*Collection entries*
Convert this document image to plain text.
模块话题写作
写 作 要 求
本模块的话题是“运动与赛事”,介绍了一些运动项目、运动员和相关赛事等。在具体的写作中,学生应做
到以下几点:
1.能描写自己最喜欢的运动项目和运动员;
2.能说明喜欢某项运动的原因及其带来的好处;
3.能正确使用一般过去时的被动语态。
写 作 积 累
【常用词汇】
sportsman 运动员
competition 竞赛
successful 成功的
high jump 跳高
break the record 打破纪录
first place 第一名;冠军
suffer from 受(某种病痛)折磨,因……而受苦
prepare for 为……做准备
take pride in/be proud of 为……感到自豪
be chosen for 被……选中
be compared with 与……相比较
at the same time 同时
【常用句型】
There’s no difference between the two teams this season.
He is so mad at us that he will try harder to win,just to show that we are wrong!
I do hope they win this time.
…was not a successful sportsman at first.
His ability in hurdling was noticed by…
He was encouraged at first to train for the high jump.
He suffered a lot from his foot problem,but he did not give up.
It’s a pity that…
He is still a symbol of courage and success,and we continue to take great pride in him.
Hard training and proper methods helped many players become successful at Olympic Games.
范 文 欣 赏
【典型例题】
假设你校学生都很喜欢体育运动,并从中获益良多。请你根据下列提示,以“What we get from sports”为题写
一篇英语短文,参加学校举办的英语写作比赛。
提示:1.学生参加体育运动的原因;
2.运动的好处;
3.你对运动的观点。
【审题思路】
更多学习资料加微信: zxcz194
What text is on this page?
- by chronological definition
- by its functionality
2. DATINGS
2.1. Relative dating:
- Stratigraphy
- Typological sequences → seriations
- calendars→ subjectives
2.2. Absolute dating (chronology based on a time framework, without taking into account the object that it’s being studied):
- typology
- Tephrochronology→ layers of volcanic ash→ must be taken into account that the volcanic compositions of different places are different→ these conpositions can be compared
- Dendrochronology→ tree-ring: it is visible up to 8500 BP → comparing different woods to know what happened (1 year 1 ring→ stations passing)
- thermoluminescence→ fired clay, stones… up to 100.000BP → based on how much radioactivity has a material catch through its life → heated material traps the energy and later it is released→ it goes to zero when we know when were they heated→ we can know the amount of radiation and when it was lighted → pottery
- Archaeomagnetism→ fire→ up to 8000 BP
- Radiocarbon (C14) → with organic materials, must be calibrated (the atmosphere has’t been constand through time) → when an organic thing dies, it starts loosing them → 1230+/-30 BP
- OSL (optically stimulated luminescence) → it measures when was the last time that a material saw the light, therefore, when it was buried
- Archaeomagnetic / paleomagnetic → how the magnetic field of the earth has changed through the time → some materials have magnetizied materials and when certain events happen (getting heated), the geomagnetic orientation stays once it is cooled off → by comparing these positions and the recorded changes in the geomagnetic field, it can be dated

==

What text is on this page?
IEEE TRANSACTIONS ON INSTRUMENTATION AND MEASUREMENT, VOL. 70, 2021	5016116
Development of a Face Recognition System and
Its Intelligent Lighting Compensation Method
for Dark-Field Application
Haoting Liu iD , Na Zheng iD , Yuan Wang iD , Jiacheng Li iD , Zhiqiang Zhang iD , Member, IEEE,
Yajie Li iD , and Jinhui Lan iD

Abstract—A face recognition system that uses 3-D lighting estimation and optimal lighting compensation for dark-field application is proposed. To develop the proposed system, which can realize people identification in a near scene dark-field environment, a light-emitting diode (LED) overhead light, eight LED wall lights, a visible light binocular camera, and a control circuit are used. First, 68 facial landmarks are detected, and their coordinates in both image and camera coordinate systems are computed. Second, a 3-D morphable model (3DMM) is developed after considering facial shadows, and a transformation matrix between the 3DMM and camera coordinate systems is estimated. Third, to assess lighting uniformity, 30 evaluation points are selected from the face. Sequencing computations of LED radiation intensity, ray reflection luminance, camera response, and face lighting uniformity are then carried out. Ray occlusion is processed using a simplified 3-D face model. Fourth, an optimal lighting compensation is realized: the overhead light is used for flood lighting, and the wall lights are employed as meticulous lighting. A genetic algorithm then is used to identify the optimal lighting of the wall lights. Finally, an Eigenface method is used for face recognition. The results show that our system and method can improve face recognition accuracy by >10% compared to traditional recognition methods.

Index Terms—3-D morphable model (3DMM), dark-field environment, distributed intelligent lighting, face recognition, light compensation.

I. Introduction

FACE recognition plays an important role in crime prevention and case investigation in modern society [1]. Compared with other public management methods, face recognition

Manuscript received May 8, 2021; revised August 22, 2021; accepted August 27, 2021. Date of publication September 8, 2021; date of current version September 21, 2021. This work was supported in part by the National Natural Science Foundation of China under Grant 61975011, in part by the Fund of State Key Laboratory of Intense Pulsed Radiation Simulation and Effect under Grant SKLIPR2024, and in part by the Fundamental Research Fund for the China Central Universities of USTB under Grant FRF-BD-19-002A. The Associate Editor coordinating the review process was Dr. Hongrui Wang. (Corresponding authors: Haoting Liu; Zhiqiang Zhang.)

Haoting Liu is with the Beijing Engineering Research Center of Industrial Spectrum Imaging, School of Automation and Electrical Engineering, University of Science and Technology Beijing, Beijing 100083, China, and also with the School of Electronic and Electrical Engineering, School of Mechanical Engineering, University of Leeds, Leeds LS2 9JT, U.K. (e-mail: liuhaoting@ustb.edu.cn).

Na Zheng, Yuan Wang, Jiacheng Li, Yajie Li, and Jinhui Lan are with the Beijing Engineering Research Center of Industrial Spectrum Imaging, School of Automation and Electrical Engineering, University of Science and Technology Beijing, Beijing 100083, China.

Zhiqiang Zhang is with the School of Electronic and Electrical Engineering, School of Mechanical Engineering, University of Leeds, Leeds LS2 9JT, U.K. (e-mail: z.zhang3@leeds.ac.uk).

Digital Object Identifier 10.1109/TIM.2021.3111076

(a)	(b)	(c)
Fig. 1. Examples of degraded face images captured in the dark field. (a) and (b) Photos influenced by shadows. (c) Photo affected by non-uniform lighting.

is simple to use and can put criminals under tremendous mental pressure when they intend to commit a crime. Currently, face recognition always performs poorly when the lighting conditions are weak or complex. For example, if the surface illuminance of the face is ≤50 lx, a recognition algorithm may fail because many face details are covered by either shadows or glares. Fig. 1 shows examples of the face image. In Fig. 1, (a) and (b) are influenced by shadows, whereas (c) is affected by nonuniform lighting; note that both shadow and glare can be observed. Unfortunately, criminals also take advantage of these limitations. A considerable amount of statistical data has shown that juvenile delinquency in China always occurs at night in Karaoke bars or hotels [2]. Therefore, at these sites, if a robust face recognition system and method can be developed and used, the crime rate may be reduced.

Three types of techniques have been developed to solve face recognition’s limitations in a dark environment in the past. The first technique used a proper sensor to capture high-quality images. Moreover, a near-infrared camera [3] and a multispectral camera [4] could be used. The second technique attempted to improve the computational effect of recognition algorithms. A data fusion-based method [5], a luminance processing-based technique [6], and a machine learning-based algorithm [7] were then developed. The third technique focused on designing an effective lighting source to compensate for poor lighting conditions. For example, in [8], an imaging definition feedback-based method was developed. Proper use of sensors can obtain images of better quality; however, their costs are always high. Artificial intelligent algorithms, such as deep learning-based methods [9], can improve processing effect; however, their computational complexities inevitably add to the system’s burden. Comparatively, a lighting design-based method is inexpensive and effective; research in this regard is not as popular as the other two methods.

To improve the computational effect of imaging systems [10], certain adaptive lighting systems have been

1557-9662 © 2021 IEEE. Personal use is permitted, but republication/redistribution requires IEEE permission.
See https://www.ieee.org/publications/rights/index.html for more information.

*The task*
Identify the lines that contain the string "Industrial", and copy every one of them.

*Solution below*
Haoting Liu is with the Beijing Engineering Research Center of Industrial Spectrum Imaging, School of Automation and Electrical Engineering, University of Science and Technology Beijing, Beijing 100083, China, and also with the School of Electronic and Electrical Engineering, School of Mechanical Engineering, University of Leeds, Leeds LS2 9JT, U.K. (e-mail: liuhaoting@ustb.edu.cn).
Na Zheng, Yuan Wang, Jiacheng Li, Yajie Li, and Jinhui Lan are with the Beijing Engineering Research Center of Industrial Spectrum Imaging, School of Automation and Electrical Engineering, University of Science and Technology Beijing, Beijing 100083, China.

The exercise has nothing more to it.